Omit the pictures, please, and give each record below again exactly.

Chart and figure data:
[start]

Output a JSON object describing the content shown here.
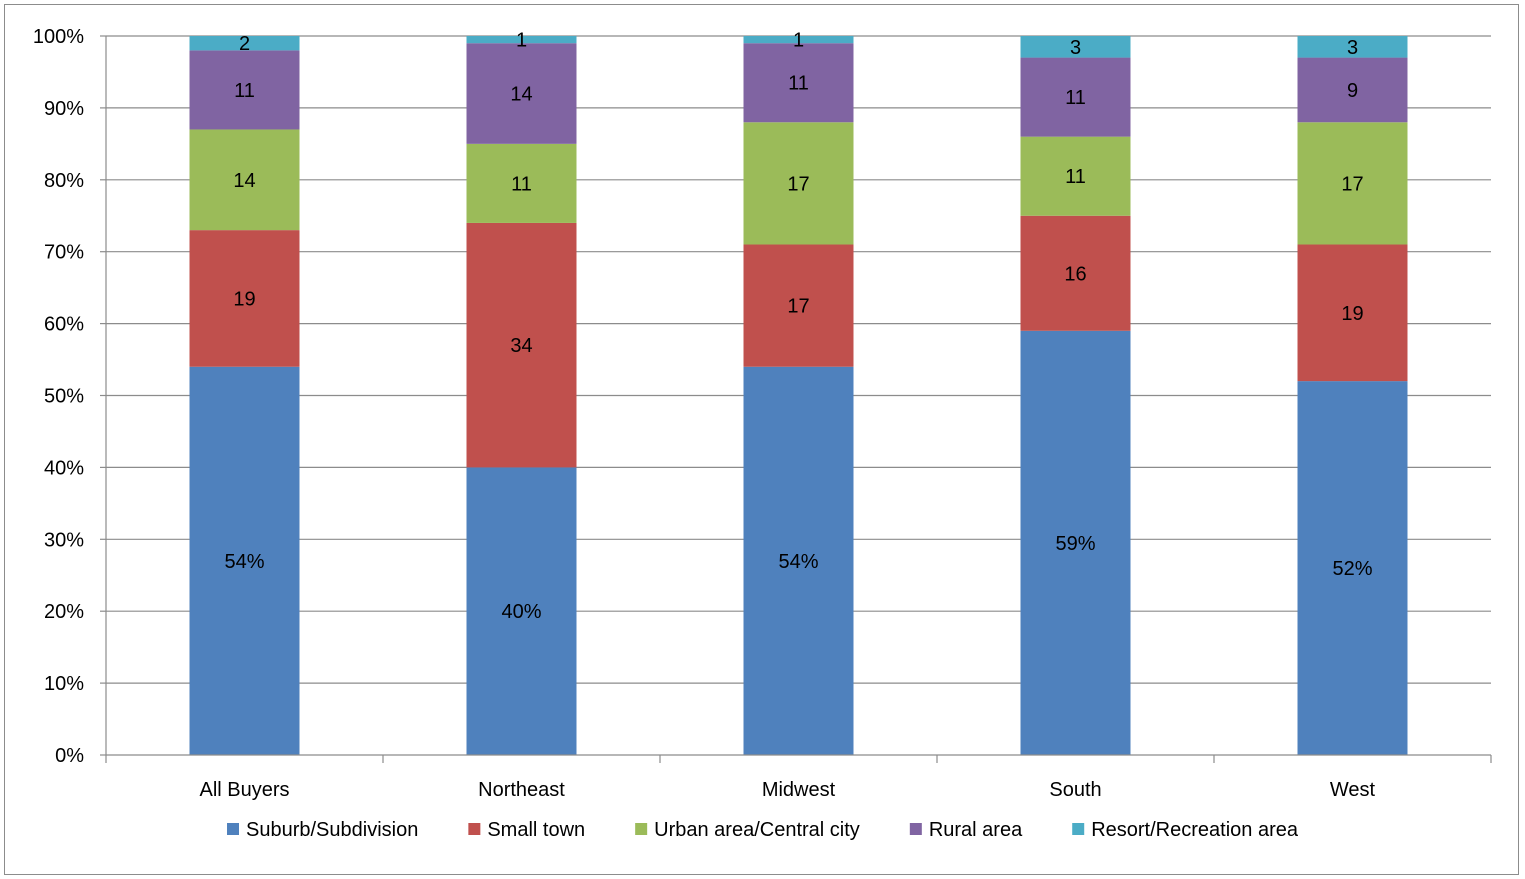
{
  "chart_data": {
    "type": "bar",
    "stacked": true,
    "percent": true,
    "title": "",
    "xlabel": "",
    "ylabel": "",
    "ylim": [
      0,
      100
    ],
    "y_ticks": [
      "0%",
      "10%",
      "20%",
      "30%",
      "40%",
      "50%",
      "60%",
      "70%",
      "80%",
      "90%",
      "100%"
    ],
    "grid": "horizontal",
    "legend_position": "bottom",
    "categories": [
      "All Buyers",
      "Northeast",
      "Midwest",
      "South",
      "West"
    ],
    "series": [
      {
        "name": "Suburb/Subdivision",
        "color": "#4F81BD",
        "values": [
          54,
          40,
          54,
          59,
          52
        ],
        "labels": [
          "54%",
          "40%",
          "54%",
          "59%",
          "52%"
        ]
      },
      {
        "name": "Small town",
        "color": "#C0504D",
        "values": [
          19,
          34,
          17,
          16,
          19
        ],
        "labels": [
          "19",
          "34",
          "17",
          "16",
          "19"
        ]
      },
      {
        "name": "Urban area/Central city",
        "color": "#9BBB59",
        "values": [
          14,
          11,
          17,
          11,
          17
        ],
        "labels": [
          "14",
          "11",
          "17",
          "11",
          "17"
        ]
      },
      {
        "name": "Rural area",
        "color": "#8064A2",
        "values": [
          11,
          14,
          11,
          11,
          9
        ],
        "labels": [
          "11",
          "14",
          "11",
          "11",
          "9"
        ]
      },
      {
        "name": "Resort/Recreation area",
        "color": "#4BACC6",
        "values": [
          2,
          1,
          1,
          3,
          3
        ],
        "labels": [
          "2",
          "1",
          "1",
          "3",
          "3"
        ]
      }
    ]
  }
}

[end]

#### The reply
Output a JSON object describing the content shown here.
{
  "chart_data": {
    "type": "bar",
    "stacked": true,
    "percent": true,
    "title": "",
    "xlabel": "",
    "ylabel": "",
    "ylim": [
      0,
      100
    ],
    "y_ticks": [
      "0%",
      "10%",
      "20%",
      "30%",
      "40%",
      "50%",
      "60%",
      "70%",
      "80%",
      "90%",
      "100%"
    ],
    "grid": "horizontal",
    "legend_position": "bottom",
    "categories": [
      "All Buyers",
      "Northeast",
      "Midwest",
      "South",
      "West"
    ],
    "series": [
      {
        "name": "Suburb/Subdivision",
        "color": "#4F81BD",
        "values": [
          54,
          40,
          54,
          59,
          52
        ],
        "labels": [
          "54%",
          "40%",
          "54%",
          "59%",
          "52%"
        ]
      },
      {
        "name": "Small town",
        "color": "#C0504D",
        "values": [
          19,
          34,
          17,
          16,
          19
        ],
        "labels": [
          "19",
          "34",
          "17",
          "16",
          "19"
        ]
      },
      {
        "name": "Urban area/Central city",
        "color": "#9BBB59",
        "values": [
          14,
          11,
          17,
          11,
          17
        ],
        "labels": [
          "14",
          "11",
          "17",
          "11",
          "17"
        ]
      },
      {
        "name": "Rural area",
        "color": "#8064A2",
        "values": [
          11,
          14,
          11,
          11,
          9
        ],
        "labels": [
          "11",
          "14",
          "11",
          "11",
          "9"
        ]
      },
      {
        "name": "Resort/Recreation area",
        "color": "#4BACC6",
        "values": [
          2,
          1,
          1,
          3,
          3
        ],
        "labels": [
          "2",
          "1",
          "1",
          "3",
          "3"
        ]
      }
    ]
  }
}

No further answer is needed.